───── Given entries

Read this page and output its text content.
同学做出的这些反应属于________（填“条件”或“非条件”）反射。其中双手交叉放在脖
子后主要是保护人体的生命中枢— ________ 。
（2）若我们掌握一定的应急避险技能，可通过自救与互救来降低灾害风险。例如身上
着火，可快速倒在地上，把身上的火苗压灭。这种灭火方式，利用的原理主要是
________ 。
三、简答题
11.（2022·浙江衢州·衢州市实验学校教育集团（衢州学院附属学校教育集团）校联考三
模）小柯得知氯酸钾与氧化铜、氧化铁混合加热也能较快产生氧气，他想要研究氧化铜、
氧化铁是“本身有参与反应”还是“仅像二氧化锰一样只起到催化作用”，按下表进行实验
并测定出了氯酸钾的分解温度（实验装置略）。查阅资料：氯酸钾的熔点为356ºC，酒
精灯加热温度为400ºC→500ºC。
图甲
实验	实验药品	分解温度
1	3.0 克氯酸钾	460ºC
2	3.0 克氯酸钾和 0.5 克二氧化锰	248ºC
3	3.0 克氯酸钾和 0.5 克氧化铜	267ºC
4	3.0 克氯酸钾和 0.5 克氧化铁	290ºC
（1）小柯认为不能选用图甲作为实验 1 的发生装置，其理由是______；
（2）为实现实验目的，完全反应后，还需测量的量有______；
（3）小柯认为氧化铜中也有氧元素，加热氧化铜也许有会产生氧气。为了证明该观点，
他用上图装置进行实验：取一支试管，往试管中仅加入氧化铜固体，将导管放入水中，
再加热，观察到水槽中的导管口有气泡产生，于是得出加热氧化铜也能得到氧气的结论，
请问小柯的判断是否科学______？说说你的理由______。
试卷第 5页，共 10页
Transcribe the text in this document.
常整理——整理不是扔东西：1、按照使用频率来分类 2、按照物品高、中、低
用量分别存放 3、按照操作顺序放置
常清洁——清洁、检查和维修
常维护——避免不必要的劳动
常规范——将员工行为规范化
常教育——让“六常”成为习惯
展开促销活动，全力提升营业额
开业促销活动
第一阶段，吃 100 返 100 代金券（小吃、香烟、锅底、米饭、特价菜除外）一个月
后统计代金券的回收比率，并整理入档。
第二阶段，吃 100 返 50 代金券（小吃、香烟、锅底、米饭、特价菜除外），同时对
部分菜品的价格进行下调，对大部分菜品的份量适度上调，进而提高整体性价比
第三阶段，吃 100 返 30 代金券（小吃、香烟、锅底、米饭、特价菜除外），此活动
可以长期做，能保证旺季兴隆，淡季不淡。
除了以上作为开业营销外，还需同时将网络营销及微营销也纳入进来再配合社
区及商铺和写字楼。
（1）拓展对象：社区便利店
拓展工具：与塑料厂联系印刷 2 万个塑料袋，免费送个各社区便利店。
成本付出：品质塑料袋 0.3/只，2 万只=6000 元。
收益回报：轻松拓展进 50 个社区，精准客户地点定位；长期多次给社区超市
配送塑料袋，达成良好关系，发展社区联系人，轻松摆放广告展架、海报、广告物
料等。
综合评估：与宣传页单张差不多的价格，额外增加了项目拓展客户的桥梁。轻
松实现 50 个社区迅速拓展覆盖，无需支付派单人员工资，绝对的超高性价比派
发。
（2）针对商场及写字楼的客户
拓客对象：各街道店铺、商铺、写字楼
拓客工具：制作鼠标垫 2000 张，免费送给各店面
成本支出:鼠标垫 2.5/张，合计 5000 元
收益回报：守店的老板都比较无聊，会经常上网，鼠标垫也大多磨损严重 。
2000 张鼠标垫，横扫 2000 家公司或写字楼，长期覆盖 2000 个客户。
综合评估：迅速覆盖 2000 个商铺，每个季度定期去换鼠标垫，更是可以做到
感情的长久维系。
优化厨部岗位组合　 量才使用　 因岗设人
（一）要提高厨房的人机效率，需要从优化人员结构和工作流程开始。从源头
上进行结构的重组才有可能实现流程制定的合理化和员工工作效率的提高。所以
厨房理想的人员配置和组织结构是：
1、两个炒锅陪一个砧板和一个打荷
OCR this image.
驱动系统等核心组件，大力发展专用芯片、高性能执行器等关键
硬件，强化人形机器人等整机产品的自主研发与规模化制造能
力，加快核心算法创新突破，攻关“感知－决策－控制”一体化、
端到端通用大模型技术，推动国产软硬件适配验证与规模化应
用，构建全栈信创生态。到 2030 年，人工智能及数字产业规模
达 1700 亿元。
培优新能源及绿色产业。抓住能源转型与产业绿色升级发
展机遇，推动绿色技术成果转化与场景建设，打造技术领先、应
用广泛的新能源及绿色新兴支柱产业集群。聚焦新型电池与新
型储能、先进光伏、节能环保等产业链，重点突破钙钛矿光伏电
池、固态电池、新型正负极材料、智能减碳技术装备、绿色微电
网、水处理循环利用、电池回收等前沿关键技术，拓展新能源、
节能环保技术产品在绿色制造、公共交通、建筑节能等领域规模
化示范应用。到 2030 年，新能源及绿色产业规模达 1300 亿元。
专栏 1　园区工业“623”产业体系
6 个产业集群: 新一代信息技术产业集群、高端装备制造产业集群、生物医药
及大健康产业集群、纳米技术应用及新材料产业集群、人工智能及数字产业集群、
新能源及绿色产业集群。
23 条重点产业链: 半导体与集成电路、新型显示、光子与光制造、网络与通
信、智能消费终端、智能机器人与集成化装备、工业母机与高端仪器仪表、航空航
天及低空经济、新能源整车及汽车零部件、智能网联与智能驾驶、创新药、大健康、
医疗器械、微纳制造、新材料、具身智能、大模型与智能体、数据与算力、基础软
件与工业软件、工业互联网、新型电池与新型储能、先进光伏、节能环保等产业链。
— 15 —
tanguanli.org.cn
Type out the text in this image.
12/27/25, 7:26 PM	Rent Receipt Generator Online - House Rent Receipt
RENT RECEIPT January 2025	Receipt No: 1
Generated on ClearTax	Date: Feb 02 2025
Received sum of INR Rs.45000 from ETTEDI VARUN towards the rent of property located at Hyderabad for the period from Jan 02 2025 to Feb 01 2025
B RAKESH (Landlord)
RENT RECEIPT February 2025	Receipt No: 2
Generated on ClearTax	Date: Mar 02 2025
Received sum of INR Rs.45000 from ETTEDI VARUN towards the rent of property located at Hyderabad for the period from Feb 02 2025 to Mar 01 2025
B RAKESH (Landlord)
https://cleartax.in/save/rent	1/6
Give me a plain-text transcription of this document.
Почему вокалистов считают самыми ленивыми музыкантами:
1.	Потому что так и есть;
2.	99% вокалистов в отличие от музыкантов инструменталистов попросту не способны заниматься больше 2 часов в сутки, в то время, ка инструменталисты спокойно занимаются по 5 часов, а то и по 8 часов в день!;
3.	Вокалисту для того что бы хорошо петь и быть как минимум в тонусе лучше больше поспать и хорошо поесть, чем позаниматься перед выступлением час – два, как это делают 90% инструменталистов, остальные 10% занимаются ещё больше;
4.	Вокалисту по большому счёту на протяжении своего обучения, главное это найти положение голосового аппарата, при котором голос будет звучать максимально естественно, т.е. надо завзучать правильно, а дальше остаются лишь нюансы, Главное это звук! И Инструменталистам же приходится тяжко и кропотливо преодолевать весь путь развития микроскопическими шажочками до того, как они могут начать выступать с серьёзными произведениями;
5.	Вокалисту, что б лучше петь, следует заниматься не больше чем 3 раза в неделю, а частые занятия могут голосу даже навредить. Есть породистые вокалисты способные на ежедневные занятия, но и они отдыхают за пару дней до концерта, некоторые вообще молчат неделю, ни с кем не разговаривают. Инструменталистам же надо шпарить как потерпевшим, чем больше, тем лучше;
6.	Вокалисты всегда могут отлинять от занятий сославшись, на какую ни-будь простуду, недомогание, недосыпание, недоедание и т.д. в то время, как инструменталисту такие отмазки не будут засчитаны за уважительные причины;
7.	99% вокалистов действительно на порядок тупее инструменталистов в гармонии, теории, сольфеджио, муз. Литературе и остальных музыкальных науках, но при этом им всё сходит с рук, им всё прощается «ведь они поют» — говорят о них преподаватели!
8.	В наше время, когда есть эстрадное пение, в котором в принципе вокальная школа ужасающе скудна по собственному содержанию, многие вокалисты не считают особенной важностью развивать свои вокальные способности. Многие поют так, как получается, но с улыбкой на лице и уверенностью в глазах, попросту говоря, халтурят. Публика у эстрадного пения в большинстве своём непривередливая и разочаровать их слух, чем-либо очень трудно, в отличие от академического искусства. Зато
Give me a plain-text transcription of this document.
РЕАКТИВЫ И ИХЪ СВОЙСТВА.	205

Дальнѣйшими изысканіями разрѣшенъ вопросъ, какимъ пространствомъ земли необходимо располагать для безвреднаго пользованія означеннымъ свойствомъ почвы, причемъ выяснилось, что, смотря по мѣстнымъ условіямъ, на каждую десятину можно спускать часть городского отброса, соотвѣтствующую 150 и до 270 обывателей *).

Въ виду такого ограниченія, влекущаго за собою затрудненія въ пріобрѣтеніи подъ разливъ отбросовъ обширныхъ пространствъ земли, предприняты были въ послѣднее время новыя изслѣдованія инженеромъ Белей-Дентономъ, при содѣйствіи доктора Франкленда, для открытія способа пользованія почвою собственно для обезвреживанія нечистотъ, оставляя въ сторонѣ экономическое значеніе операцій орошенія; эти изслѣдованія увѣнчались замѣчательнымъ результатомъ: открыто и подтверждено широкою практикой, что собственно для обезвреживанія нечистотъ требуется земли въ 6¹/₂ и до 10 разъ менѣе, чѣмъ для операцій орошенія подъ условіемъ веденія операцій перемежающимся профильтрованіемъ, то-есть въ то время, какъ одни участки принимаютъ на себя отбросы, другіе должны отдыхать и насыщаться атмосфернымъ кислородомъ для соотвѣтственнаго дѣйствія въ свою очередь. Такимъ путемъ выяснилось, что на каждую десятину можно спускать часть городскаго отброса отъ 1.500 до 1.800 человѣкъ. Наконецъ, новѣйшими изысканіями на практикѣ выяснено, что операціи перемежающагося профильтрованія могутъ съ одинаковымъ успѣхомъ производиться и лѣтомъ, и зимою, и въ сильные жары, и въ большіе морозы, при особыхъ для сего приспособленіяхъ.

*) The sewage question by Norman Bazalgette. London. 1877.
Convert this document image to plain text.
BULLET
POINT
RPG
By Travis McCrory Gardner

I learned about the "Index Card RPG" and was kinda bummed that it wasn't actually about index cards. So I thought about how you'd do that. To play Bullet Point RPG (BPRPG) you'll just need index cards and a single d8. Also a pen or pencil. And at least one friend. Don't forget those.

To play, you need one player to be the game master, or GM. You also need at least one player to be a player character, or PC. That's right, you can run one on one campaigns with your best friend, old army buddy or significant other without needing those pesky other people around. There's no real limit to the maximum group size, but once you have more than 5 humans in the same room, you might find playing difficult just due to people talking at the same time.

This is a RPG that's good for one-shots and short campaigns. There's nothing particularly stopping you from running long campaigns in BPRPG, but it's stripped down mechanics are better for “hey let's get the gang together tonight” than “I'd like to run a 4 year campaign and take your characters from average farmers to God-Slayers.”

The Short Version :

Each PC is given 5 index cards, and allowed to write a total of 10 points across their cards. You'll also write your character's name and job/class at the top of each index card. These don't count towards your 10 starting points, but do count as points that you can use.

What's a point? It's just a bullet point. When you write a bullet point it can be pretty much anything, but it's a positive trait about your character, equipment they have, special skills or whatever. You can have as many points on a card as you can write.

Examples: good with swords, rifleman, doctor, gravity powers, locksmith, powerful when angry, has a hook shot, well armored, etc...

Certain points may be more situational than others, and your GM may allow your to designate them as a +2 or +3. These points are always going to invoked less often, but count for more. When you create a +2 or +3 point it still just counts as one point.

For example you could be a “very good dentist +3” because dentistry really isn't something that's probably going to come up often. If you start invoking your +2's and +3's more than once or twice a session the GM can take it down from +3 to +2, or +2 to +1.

──────────

**Exercise brief:**
Where a line above includes "считают", copy that line.

**Right answer:**
Почему вокалистов считают самыми ленивыми музыкантами:
8.	В наше время, когда есть эстрадное пение, в котором в принципе вокальная школа ужасающе скудна по собственному содержанию, многие вокалисты не считают особенной важностью развивать свои вокальные способности. Многие поют так, как получается, но с улыбкой на лице и уверенностью в глазах, попросту говоря, халтурят. Публика у эстрадного пения в большинстве своём непривередливая и разочаровать их слух, чем-либо очень трудно, в отличие от академического искусства. Зато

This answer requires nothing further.